= GOAL =
Quote the full listing word for word.

[Structured figure records]
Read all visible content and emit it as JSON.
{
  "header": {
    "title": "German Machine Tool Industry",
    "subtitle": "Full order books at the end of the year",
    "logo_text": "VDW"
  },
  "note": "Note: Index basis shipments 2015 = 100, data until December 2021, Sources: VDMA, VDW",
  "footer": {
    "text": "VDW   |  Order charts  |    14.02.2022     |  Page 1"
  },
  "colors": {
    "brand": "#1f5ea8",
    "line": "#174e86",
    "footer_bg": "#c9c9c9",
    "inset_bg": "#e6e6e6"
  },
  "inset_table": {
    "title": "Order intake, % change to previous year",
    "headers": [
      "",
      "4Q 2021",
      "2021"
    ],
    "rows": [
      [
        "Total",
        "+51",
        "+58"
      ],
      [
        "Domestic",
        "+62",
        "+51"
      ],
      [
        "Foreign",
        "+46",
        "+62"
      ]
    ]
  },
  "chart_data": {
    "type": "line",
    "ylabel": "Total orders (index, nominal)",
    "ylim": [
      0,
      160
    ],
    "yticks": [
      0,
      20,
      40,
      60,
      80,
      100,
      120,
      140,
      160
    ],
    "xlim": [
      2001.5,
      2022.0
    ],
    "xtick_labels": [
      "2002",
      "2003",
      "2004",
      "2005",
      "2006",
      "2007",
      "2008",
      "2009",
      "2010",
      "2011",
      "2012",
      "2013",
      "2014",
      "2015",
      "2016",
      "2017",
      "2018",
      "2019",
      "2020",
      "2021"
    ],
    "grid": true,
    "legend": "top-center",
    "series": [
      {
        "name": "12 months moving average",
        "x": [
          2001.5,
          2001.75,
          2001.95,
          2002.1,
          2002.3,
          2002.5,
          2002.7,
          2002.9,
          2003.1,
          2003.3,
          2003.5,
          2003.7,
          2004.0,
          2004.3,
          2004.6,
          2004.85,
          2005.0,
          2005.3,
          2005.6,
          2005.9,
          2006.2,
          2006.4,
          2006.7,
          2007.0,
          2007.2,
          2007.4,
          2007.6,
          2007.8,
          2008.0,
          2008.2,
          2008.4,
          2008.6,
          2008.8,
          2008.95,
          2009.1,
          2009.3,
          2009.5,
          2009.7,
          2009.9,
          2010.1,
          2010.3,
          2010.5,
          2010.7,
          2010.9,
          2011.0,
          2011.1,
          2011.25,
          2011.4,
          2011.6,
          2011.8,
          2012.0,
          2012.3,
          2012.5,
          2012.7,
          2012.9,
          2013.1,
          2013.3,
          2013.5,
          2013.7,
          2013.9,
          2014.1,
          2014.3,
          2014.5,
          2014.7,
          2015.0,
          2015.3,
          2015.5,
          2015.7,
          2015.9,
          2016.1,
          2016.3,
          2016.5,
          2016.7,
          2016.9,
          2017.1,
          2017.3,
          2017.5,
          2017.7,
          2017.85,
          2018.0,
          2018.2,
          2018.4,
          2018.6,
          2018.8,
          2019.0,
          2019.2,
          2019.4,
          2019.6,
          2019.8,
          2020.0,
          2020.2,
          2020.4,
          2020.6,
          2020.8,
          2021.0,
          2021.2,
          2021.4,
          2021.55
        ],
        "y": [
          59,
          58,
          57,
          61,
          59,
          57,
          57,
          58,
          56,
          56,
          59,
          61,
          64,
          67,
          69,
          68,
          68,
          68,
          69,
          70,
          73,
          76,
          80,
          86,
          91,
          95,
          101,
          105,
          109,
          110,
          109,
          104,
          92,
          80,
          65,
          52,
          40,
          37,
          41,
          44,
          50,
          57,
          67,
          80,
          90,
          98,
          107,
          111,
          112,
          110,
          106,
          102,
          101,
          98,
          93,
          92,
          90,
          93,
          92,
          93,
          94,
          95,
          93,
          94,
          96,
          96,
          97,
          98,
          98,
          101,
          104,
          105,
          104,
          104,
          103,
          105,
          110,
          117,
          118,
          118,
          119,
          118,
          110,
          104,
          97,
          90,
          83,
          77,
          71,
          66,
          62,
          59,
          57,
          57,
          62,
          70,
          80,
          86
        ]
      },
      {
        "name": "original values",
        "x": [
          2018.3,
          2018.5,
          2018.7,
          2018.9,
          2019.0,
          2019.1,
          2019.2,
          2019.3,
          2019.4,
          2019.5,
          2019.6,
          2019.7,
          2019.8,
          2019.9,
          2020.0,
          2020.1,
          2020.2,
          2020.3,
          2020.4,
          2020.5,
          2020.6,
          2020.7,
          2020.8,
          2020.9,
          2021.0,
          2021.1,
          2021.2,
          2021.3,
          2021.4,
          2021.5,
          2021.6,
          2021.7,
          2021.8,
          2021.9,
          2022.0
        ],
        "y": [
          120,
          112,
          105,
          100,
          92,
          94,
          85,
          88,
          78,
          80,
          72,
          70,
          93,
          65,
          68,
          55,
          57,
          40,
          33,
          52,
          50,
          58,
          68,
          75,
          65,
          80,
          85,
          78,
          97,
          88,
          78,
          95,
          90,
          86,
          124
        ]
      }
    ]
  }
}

= ANSWER BELOW =
Read all visible content and emit it as JSON.
{
  "header": {
    "title": "German Machine Tool Industry",
    "subtitle": "Full order books at the end of the year",
    "logo_text": "VDW"
  },
  "note": "Note: Index basis shipments 2015 = 100, data until December 2021, Sources: VDMA, VDW",
  "footer": {
    "text": "VDW   |  Order charts  |    14.02.2022     |  Page 1"
  },
  "colors": {
    "brand": "#1f5ea8",
    "line": "#174e86",
    "footer_bg": "#c9c9c9",
    "inset_bg": "#e6e6e6"
  },
  "inset_table": {
    "title": "Order intake, % change to previous year",
    "headers": [
      "",
      "4Q 2021",
      "2021"
    ],
    "rows": [
      [
        "Total",
        "+51",
        "+58"
      ],
      [
        "Domestic",
        "+62",
        "+51"
      ],
      [
        "Foreign",
        "+46",
        "+62"
      ]
    ]
  },
  "chart_data": {
    "type": "line",
    "ylabel": "Total orders (index, nominal)",
    "ylim": [
      0,
      160
    ],
    "yticks": [
      0,
      20,
      40,
      60,
      80,
      100,
      120,
      140,
      160
    ],
    "xlim": [
      2001.5,
      2022.0
    ],
    "xtick_labels": [
      "2002",
      "2003",
      "2004",
      "2005",
      "2006",
      "2007",
      "2008",
      "2009",
      "2010",
      "2011",
      "2012",
      "2013",
      "2014",
      "2015",
      "2016",
      "2017",
      "2018",
      "2019",
      "2020",
      "2021"
    ],
    "grid": true,
    "legend": "top-center",
    "series": [
      {
        "name": "12 months moving average",
        "x": [
          2001.5,
          2001.75,
          2001.95,
          2002.1,
          2002.3,
          2002.5,
          2002.7,
          2002.9,
          2003.1,
          2003.3,
          2003.5,
          2003.7,
          2004.0,
          2004.3,
          2004.6,
          2004.85,
          2005.0,
          2005.3,
          2005.6,
          2005.9,
          2006.2,
          2006.4,
          2006.7,
          2007.0,
          2007.2,
          2007.4,
          2007.6,
          2007.8,
          2008.0,
          2008.2,
          2008.4,
          2008.6,
          2008.8,
          2008.95,
          2009.1,
          2009.3,
          2009.5,
          2009.7,
          2009.9,
          2010.1,
          2010.3,
          2010.5,
          2010.7,
          2010.9,
          2011.0,
          2011.1,
          2011.25,
          2011.4,
          2011.6,
          2011.8,
          2012.0,
          2012.3,
          2012.5,
          2012.7,
          2012.9,
          2013.1,
          2013.3,
          2013.5,
          2013.7,
          2013.9,
          2014.1,
          2014.3,
          2014.5,
          2014.7,
          2015.0,
          2015.3,
          2015.5,
          2015.7,
          2015.9,
          2016.1,
          2016.3,
          2016.5,
          2016.7,
          2016.9,
          2017.1,
          2017.3,
          2017.5,
          2017.7,
          2017.85,
          2018.0,
          2018.2,
          2018.4,
          2018.6,
          2018.8,
          2019.0,
          2019.2,
          2019.4,
          2019.6,
          2019.8,
          2020.0,
          2020.2,
          2020.4,
          2020.6,
          2020.8,
          2021.0,
          2021.2,
          2021.4,
          2021.55
        ],
        "y": [
          59,
          58,
          57,
          61,
          59,
          57,
          57,
          58,
          56,
          56,
          59,
          61,
          64,
          67,
          69,
          68,
          68,
          68,
          69,
          70,
          73,
          76,
          80,
          86,
          91,
          95,
          101,
          105,
          109,
          110,
          109,
          104,
          92,
          80,
          65,
          52,
          40,
          37,
          41,
          44,
          50,
          57,
          67,
          80,
          90,
          98,
          107,
          111,
          112,
          110,
          106,
          102,
          101,
          98,
          93,
          92,
          90,
          93,
          92,
          93,
          94,
          95,
          93,
          94,
          96,
          96,
          97,
          98,
          98,
          101,
          104,
          105,
          104,
          104,
          103,
          105,
          110,
          117,
          118,
          118,
          119,
          118,
          110,
          104,
          97,
          90,
          83,
          77,
          71,
          66,
          62,
          59,
          57,
          57,
          62,
          70,
          80,
          86
        ]
      },
      {
        "name": "original values",
        "x": [
          2018.3,
          2018.5,
          2018.7,
          2018.9,
          2019.0,
          2019.1,
          2019.2,
          2019.3,
          2019.4,
          2019.5,
          2019.6,
          2019.7,
          2019.8,
          2019.9,
          2020.0,
          2020.1,
          2020.2,
          2020.3,
          2020.4,
          2020.5,
          2020.6,
          2020.7,
          2020.8,
          2020.9,
          2021.0,
          2021.1,
          2021.2,
          2021.3,
          2021.4,
          2021.5,
          2021.6,
          2021.7,
          2021.8,
          2021.9,
          2022.0
        ],
        "y": [
          120,
          112,
          105,
          100,
          92,
          94,
          85,
          88,
          78,
          80,
          72,
          70,
          93,
          65,
          68,
          55,
          57,
          40,
          33,
          52,
          50,
          58,
          68,
          75,
          65,
          80,
          85,
          78,
          97,
          88,
          78,
          95,
          90,
          86,
          124
        ]
      }
    ]
  }
}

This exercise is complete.